Short exercise. From the entries below, work out the number of lines that hold the word "icon", and give that number alone.

Records for this task.
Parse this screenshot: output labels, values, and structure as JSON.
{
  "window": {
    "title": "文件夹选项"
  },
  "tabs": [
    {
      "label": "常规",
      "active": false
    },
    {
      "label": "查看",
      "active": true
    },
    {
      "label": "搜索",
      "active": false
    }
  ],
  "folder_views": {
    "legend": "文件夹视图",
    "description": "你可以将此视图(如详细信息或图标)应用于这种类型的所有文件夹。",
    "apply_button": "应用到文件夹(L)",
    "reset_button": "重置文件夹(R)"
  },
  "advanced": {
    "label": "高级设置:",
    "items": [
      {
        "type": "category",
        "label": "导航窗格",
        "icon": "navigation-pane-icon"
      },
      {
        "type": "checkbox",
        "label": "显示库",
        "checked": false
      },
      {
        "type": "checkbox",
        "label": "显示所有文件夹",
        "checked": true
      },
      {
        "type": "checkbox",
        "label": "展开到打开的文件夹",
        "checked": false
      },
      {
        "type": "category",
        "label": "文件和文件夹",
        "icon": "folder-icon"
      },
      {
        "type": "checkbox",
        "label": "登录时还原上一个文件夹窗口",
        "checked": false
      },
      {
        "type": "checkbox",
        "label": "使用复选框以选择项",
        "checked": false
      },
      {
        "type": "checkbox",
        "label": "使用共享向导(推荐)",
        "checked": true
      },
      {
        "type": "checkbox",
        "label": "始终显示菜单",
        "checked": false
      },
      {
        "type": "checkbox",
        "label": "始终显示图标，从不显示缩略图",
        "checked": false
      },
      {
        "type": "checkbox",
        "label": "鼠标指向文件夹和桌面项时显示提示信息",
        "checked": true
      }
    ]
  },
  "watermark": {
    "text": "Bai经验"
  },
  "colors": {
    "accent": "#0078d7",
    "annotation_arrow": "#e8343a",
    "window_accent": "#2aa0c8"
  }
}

...

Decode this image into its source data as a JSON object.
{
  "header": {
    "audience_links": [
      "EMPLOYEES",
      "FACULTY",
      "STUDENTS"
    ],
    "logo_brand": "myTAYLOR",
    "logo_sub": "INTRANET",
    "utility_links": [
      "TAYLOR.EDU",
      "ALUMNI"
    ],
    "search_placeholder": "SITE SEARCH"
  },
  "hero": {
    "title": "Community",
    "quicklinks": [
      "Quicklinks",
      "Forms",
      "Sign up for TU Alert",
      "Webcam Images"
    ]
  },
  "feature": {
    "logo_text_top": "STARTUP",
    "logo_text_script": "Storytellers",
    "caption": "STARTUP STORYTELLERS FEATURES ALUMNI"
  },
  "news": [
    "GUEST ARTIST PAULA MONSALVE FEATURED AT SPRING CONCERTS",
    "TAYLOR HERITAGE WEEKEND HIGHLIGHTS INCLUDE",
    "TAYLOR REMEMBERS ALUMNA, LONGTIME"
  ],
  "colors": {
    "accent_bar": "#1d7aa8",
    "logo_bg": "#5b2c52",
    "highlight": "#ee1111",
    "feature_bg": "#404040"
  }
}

The reply. 2